* DIRECTIONS FOR THIS TASK:
From the entries provided below, copy each line that contains the word "入坑左片".

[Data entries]
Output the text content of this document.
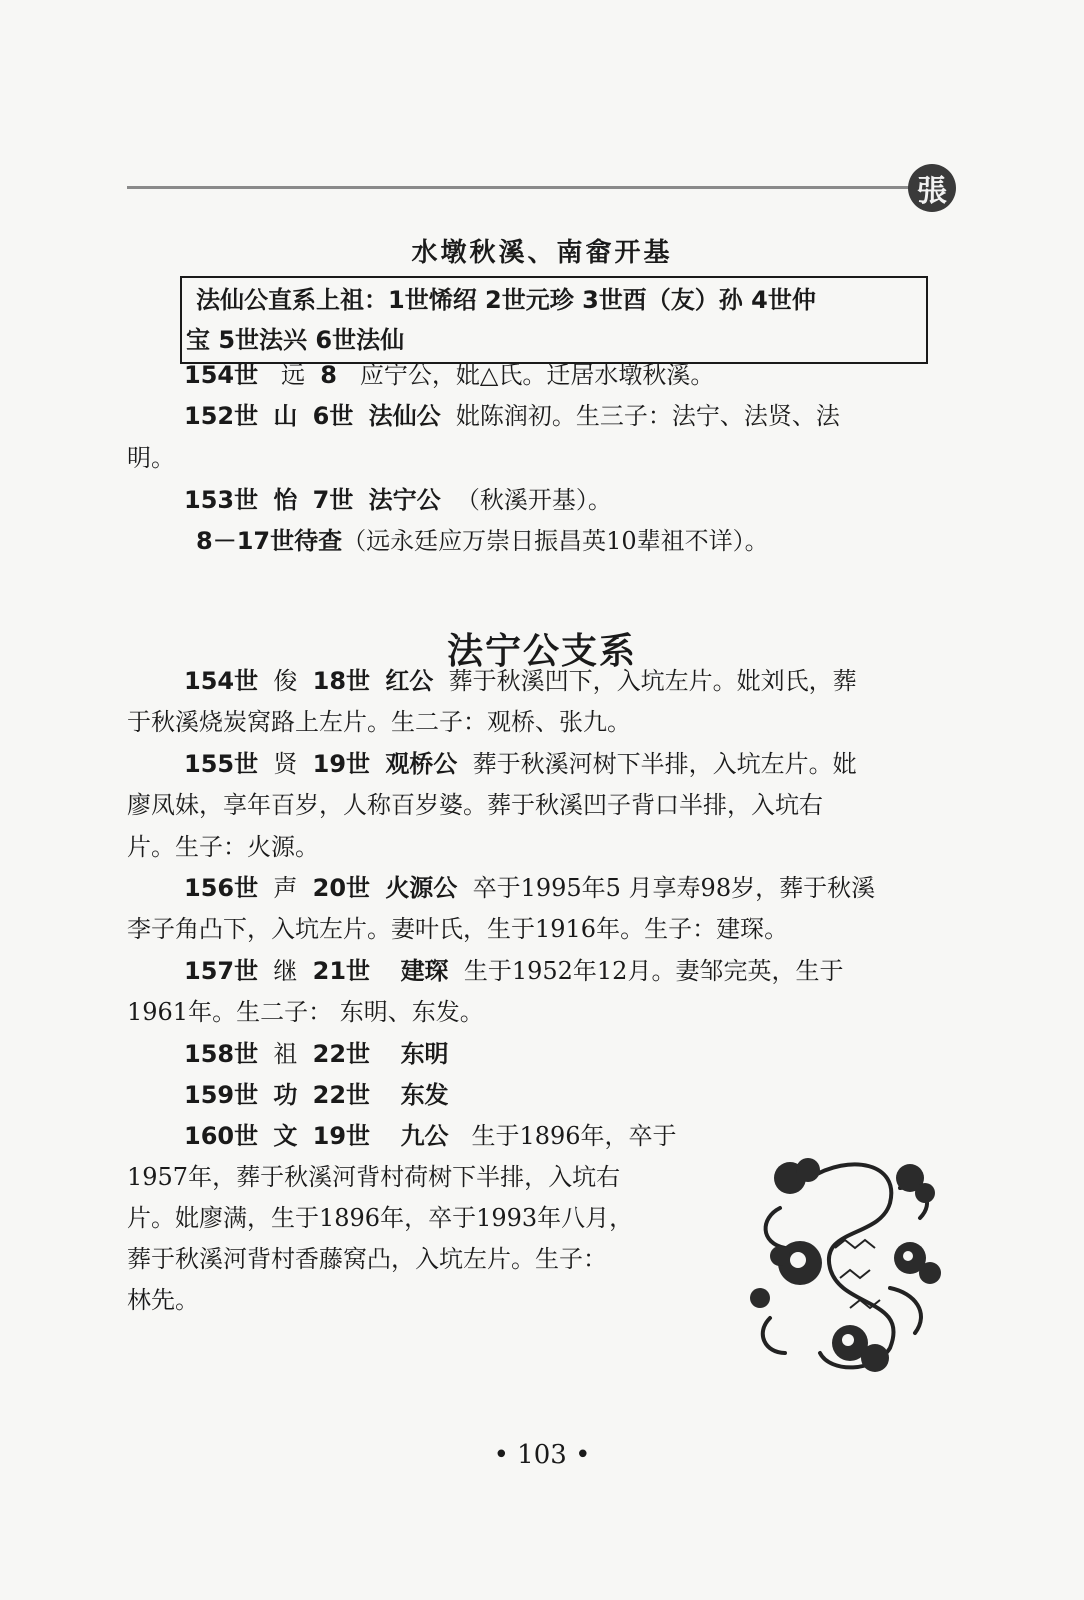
張
水墩秋溪、南畲开基
法仙公直系上祖：1世悕绍 2世元珍 3世酉（友）孙 4世仲
宝 5世法兴 6世法仙
154世 远 8 应宁公，妣△氏。迁居水墩秋溪。
152世 山 6世 法仙公 妣陈润初。生三子：法宁、法贤、法
明。
153世 怡 7世 法宁公 （秋溪开基）。
8－17世待查（远永廷应万崇日振昌英10辈祖不详）。
法宁公支系
154世 俊 18世 红公 葬于秋溪凹下，入坑左片。妣刘氏，葬
于秋溪烧炭窝路上左片。生二子：观桥、张九。
155世 贤 19世 观桥公 葬于秋溪河树下半排，入坑左片。妣
廖凤妹，享年百岁，人称百岁婆。葬于秋溪凹子背口半排，入坑右
片。生子：火源。
156世 声 20世 火源公 卒于1995年5 月享寿98岁，葬于秋溪
李子角凸下，入坑左片。妻叶氏，生于1916年。生子：建琛。
157世 继 21世 建琛 生于1952年12月。妻邹完英，生于
1961年。生二子： 东明、东发。
158世 祖 22世 东明
159世 功 22世 东发
160世 文 19世 九公 生于1896年，卒于
1957年，葬于秋溪河背村荷树下半排，入坑右
片。妣廖满，生于1896年，卒于1993年八月，
葬于秋溪河背村香藤窝凸，入坑左片。生子：
林先。
• 103 •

* CORRECT RESPONSE:
154世 俊 18世 红公 葬于秋溪凹下，入坑左片。妣刘氏，葬
155世 贤 19世 观桥公 葬于秋溪河树下半排，入坑左片。妣
李子角凸下，入坑左片。妻叶氏，生于1916年。生子：建琛。
葬于秋溪河背村香藤窝凸，入坑左片。生子：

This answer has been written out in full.